• WHAT TO PRODUCE:
Make an exact copy of all the entries, with the pictures left out.

━━━━━━━━━━━━━━━━━━━━━━━━━━━━━━

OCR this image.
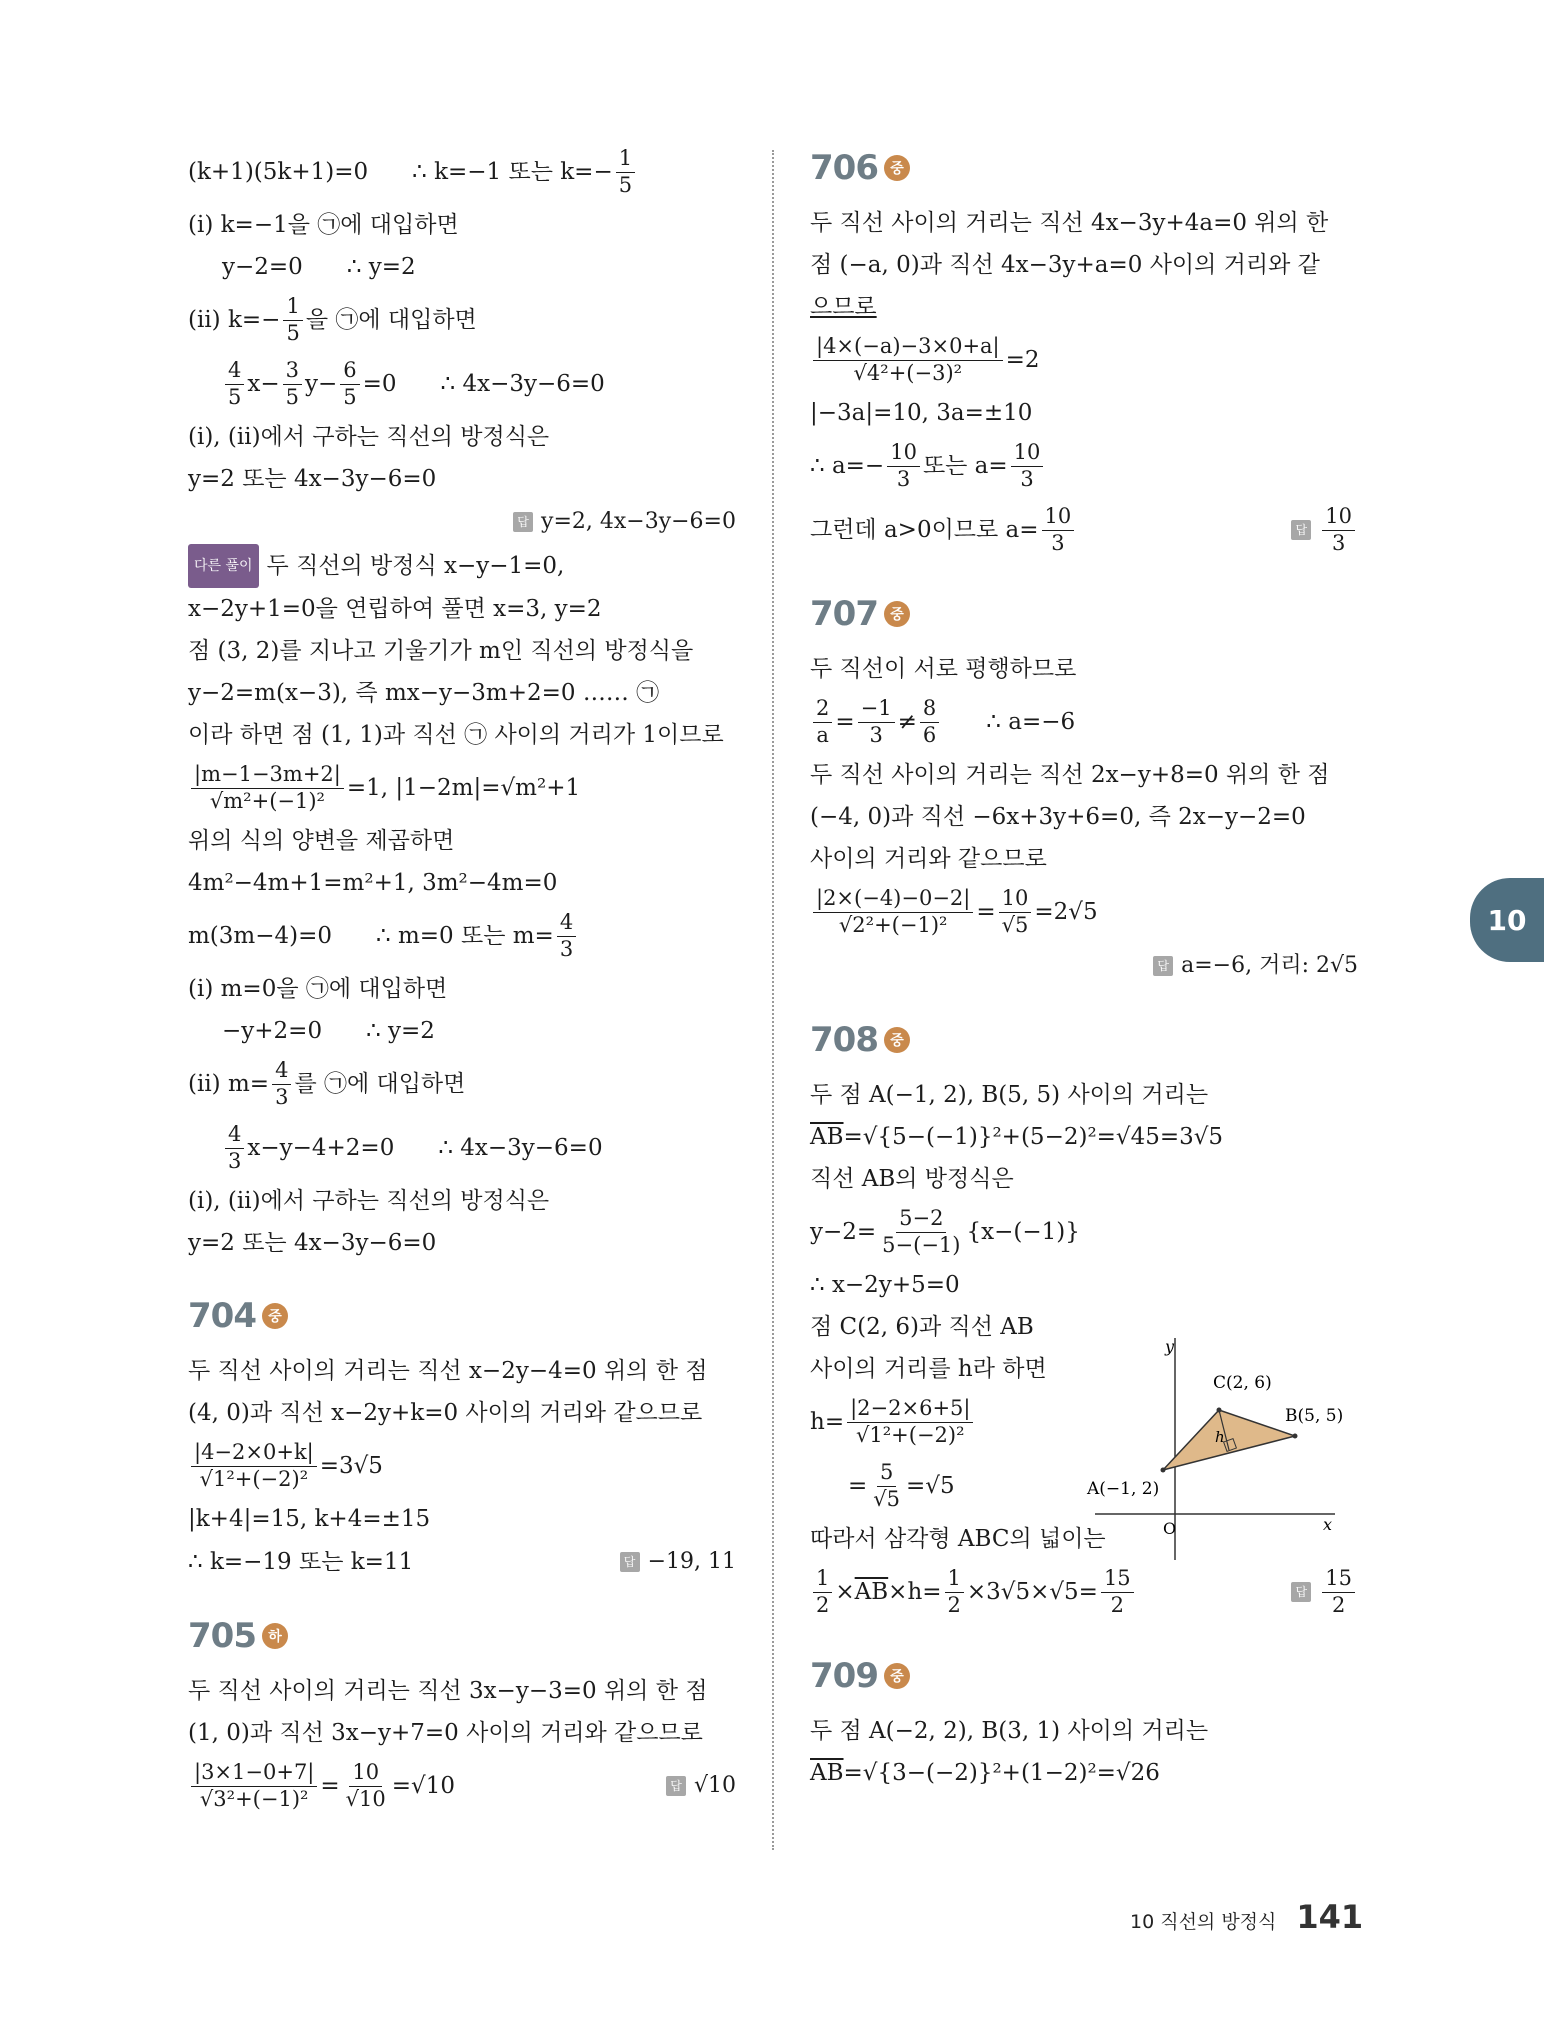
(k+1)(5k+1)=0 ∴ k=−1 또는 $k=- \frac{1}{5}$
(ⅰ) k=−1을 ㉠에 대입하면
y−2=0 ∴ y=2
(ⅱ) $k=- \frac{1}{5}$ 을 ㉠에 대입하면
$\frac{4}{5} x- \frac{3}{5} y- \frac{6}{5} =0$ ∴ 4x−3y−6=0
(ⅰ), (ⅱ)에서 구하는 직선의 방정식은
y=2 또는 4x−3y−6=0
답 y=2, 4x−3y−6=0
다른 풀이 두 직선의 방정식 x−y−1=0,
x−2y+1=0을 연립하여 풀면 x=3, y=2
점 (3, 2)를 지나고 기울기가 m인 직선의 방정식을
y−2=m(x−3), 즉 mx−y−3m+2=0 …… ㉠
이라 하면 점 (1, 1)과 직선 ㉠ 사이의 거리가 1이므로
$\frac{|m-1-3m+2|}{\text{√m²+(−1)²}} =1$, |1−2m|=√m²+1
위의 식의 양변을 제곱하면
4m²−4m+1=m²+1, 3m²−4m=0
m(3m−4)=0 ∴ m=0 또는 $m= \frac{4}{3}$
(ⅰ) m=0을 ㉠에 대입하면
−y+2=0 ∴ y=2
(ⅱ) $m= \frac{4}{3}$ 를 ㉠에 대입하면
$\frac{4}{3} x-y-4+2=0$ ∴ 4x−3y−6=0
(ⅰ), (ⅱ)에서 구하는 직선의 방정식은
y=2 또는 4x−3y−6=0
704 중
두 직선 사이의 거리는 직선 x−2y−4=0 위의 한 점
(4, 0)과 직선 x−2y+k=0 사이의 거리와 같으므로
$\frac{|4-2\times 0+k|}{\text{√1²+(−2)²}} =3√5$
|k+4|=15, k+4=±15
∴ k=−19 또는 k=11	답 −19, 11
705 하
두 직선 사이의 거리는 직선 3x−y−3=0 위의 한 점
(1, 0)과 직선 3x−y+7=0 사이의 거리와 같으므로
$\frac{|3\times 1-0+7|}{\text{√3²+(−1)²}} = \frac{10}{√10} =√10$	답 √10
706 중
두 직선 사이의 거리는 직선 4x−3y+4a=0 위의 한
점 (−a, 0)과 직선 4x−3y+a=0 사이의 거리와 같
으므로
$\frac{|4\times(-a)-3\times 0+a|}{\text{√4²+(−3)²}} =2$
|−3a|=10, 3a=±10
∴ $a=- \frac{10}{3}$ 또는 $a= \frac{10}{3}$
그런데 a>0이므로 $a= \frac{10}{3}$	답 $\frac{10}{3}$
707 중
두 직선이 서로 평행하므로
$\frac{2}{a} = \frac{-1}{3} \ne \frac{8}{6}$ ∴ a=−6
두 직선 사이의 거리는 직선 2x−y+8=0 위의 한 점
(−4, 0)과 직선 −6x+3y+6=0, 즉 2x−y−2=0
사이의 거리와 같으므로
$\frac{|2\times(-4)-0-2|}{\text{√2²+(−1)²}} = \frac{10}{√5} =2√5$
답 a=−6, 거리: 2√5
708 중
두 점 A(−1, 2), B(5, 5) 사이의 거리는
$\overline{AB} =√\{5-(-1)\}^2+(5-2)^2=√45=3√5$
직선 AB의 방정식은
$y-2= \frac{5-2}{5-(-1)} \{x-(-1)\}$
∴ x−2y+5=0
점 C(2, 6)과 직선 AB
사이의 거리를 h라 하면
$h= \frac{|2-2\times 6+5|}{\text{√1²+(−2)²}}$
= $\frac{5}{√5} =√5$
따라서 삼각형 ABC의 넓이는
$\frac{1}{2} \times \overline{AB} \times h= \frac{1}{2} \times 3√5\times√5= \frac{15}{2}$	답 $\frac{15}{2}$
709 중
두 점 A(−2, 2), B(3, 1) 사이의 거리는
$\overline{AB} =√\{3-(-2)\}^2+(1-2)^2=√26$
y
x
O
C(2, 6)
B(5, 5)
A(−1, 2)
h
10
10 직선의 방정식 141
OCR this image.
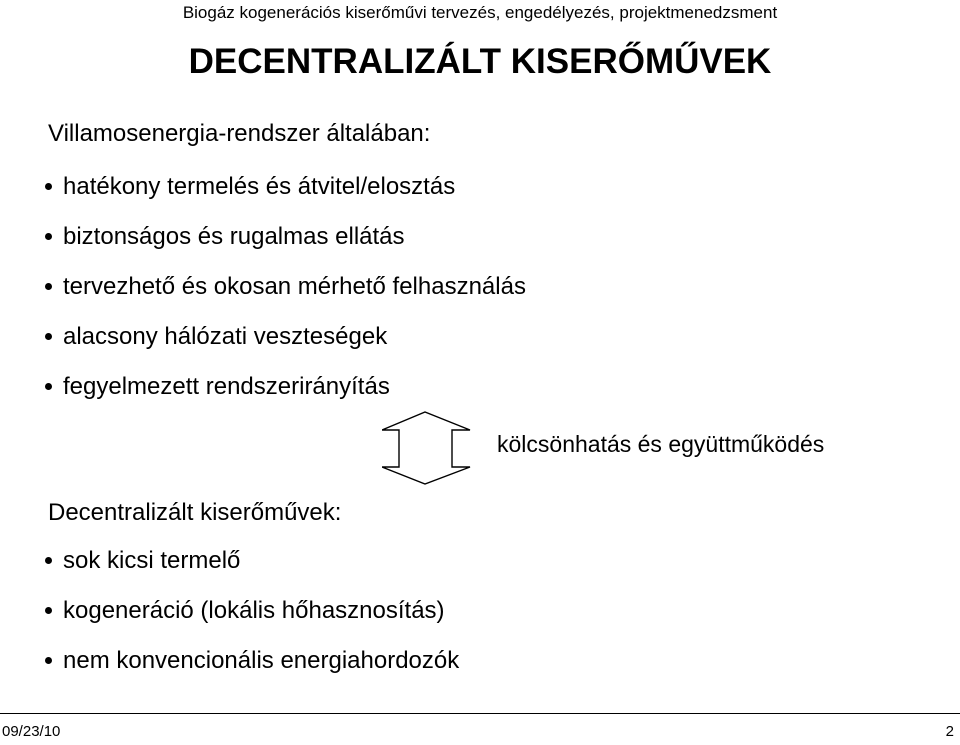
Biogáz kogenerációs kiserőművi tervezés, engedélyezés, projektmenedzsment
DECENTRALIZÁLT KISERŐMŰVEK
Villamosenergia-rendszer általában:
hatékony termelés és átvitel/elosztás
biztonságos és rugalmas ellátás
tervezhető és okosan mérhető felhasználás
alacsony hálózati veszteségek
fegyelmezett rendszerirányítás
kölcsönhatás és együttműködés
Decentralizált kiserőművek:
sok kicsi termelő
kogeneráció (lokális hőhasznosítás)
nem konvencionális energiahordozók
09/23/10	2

━━━━━━━━━━━━━━━━━━━━━━━━━━━━━━

• TASK SOLUTION:
OCR this image.
(k+1)(5k+1)=0 ∴ k=−1 또는 $k=- \frac{1}{5}$
(ⅰ) k=−1을 ㉠에 대입하면
y−2=0 ∴ y=2
(ⅱ) $k=- \frac{1}{5}$ 을 ㉠에 대입하면
$\frac{4}{5} x- \frac{3}{5} y- \frac{6}{5} =0$ ∴ 4x−3y−6=0
(ⅰ), (ⅱ)에서 구하는 직선의 방정식은
y=2 또는 4x−3y−6=0
답 y=2, 4x−3y−6=0
다른 풀이 두 직선의 방정식 x−y−1=0,
x−2y+1=0을 연립하여 풀면 x=3, y=2
점 (3, 2)를 지나고 기울기가 m인 직선의 방정식을
y−2=m(x−3), 즉 mx−y−3m+2=0 …… ㉠
이라 하면 점 (1, 1)과 직선 ㉠ 사이의 거리가 1이므로
$\frac{|m-1-3m+2|}{\text{√m²+(−1)²}} =1$, |1−2m|=√m²+1
위의 식의 양변을 제곱하면
4m²−4m+1=m²+1, 3m²−4m=0
m(3m−4)=0 ∴ m=0 또는 $m= \frac{4}{3}$
(ⅰ) m=0을 ㉠에 대입하면
−y+2=0 ∴ y=2
(ⅱ) $m= \frac{4}{3}$ 를 ㉠에 대입하면
$\frac{4}{3} x-y-4+2=0$ ∴ 4x−3y−6=0
(ⅰ), (ⅱ)에서 구하는 직선의 방정식은
y=2 또는 4x−3y−6=0
704 중
두 직선 사이의 거리는 직선 x−2y−4=0 위의 한 점
(4, 0)과 직선 x−2y+k=0 사이의 거리와 같으므로
$\frac{|4-2\times 0+k|}{\text{√1²+(−2)²}} =3√5$
|k+4|=15, k+4=±15
∴ k=−19 또는 k=11	답 −19, 11
705 하
두 직선 사이의 거리는 직선 3x−y−3=0 위의 한 점
(1, 0)과 직선 3x−y+7=0 사이의 거리와 같으므로
$\frac{|3\times 1-0+7|}{\text{√3²+(−1)²}} = \frac{10}{√10} =√10$	답 √10
706 중
두 직선 사이의 거리는 직선 4x−3y+4a=0 위의 한
점 (−a, 0)과 직선 4x−3y+a=0 사이의 거리와 같
으므로
$\frac{|4\times(-a)-3\times 0+a|}{\text{√4²+(−3)²}} =2$
|−3a|=10, 3a=±10
∴ $a=- \frac{10}{3}$ 또는 $a= \frac{10}{3}$
그런데 a>0이므로 $a= \frac{10}{3}$	답 $\frac{10}{3}$
707 중
두 직선이 서로 평행하므로
$\frac{2}{a} = \frac{-1}{3} \ne \frac{8}{6}$ ∴ a=−6
두 직선 사이의 거리는 직선 2x−y+8=0 위의 한 점
(−4, 0)과 직선 −6x+3y+6=0, 즉 2x−y−2=0
사이의 거리와 같으므로
$\frac{|2\times(-4)-0-2|}{\text{√2²+(−1)²}} = \frac{10}{√5} =2√5$
답 a=−6, 거리: 2√5
708 중
두 점 A(−1, 2), B(5, 5) 사이의 거리는
$\overline{AB} =√\{5-(-1)\}^2+(5-2)^2=√45=3√5$
직선 AB의 방정식은
$y-2= \frac{5-2}{5-(-1)} \{x-(-1)\}$
∴ x−2y+5=0
점 C(2, 6)과 직선 AB
사이의 거리를 h라 하면
$h= \frac{|2-2\times 6+5|}{\text{√1²+(−2)²}}$
= $\frac{5}{√5} =√5$
따라서 삼각형 ABC의 넓이는
$\frac{1}{2} \times \overline{AB} \times h= \frac{1}{2} \times 3√5\times√5= \frac{15}{2}$	답 $\frac{15}{2}$
709 중
두 점 A(−2, 2), B(3, 1) 사이의 거리는
$\overline{AB} =√\{3-(-2)\}^2+(1-2)^2=√26$
y
x
O
C(2, 6)
B(5, 5)
A(−1, 2)
h
10
10 직선의 방정식 141
OCR this image.
Biogáz kogenerációs kiserőművi tervezés, engedélyezés, projektmenedzsment
DECENTRALIZÁLT KISERŐMŰVEK
Villamosenergia-rendszer általában:
hatékony termelés és átvitel/elosztás
biztonságos és rugalmas ellátás
tervezhető és okosan mérhető felhasználás
alacsony hálózati veszteségek
fegyelmezett rendszerirányítás
kölcsönhatás és együttműködés
Decentralizált kiserőművek:
sok kicsi termelő
kogeneráció (lokális hőhasznosítás)
nem konvencionális energiahordozók
09/23/10	2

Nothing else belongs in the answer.